Stated task:
Copy all of the records below verbatim.

[Recorded data]
###

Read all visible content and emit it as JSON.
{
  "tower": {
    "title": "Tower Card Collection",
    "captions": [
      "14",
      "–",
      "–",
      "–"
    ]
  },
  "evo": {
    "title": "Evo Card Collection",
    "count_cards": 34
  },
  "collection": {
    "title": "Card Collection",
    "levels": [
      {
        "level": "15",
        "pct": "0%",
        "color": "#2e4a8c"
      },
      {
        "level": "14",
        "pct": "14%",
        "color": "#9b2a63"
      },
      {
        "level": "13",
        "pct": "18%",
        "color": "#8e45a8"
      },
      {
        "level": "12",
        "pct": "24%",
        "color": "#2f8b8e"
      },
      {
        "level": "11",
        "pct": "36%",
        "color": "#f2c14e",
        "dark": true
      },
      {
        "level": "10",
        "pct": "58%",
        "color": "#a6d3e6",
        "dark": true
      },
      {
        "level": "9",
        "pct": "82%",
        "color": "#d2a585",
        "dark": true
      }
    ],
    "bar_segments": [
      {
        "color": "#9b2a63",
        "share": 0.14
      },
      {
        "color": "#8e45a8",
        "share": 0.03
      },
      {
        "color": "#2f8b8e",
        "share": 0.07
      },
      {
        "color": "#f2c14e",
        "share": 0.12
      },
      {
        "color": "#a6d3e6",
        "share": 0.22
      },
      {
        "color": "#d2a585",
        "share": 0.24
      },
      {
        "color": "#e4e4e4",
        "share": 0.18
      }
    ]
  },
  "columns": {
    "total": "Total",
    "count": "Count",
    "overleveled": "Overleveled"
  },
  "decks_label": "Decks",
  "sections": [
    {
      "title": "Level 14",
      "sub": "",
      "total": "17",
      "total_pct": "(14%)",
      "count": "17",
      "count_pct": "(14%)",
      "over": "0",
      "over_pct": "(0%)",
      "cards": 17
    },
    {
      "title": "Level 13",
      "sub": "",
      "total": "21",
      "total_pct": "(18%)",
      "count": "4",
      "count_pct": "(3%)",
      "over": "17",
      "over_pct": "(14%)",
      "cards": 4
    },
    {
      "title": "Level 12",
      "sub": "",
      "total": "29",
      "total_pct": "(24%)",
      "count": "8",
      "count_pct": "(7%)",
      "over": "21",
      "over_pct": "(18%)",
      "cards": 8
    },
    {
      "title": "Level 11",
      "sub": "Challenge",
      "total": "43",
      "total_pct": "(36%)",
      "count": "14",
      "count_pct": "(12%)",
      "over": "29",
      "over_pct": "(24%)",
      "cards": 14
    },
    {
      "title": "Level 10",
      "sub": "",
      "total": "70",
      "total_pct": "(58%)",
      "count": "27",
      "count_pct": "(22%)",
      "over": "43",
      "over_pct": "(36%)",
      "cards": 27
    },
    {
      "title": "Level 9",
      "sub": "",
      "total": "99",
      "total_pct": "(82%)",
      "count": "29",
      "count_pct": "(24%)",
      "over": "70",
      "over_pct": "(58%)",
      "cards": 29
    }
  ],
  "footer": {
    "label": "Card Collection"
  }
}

###

Result of this task:
Read all visible content and emit it as JSON.
{
  "tower": {
    "title": "Tower Card Collection",
    "captions": [
      "14",
      "–",
      "–",
      "–"
    ]
  },
  "evo": {
    "title": "Evo Card Collection",
    "count_cards": 34
  },
  "collection": {
    "title": "Card Collection",
    "levels": [
      {
        "level": "15",
        "pct": "0%",
        "color": "#2e4a8c"
      },
      {
        "level": "14",
        "pct": "14%",
        "color": "#9b2a63"
      },
      {
        "level": "13",
        "pct": "18%",
        "color": "#8e45a8"
      },
      {
        "level": "12",
        "pct": "24%",
        "color": "#2f8b8e"
      },
      {
        "level": "11",
        "pct": "36%",
        "color": "#f2c14e",
        "dark": true
      },
      {
        "level": "10",
        "pct": "58%",
        "color": "#a6d3e6",
        "dark": true
      },
      {
        "level": "9",
        "pct": "82%",
        "color": "#d2a585",
        "dark": true
      }
    ],
    "bar_segments": [
      {
        "color": "#9b2a63",
        "share": 0.14
      },
      {
        "color": "#8e45a8",
        "share": 0.03
      },
      {
        "color": "#2f8b8e",
        "share": 0.07
      },
      {
        "color": "#f2c14e",
        "share": 0.12
      },
      {
        "color": "#a6d3e6",
        "share": 0.22
      },
      {
        "color": "#d2a585",
        "share": 0.24
      },
      {
        "color": "#e4e4e4",
        "share": 0.18
      }
    ]
  },
  "columns": {
    "total": "Total",
    "count": "Count",
    "overleveled": "Overleveled"
  },
  "decks_label": "Decks",
  "sections": [
    {
      "title": "Level 14",
      "sub": "",
      "total": "17",
      "total_pct": "(14%)",
      "count": "17",
      "count_pct": "(14%)",
      "over": "0",
      "over_pct": "(0%)",
      "cards": 17
    },
    {
      "title": "Level 13",
      "sub": "",
      "total": "21",
      "total_pct": "(18%)",
      "count": "4",
      "count_pct": "(3%)",
      "over": "17",
      "over_pct": "(14%)",
      "cards": 4
    },
    {
      "title": "Level 12",
      "sub": "",
      "total": "29",
      "total_pct": "(24%)",
      "count": "8",
      "count_pct": "(7%)",
      "over": "21",
      "over_pct": "(18%)",
      "cards": 8
    },
    {
      "title": "Level 11",
      "sub": "Challenge",
      "total": "43",
      "total_pct": "(36%)",
      "count": "14",
      "count_pct": "(12%)",
      "over": "29",
      "over_pct": "(24%)",
      "cards": 14
    },
    {
      "title": "Level 10",
      "sub": "",
      "total": "70",
      "total_pct": "(58%)",
      "count": "27",
      "count_pct": "(22%)",
      "over": "43",
      "over_pct": "(36%)",
      "cards": 27
    },
    {
      "title": "Level 9",
      "sub": "",
      "total": "99",
      "total_pct": "(82%)",
      "count": "29",
      "count_pct": "(24%)",
      "over": "70",
      "over_pct": "(58%)",
      "cards": 29
    }
  ],
  "footer": {
    "label": "Card Collection"
  }
}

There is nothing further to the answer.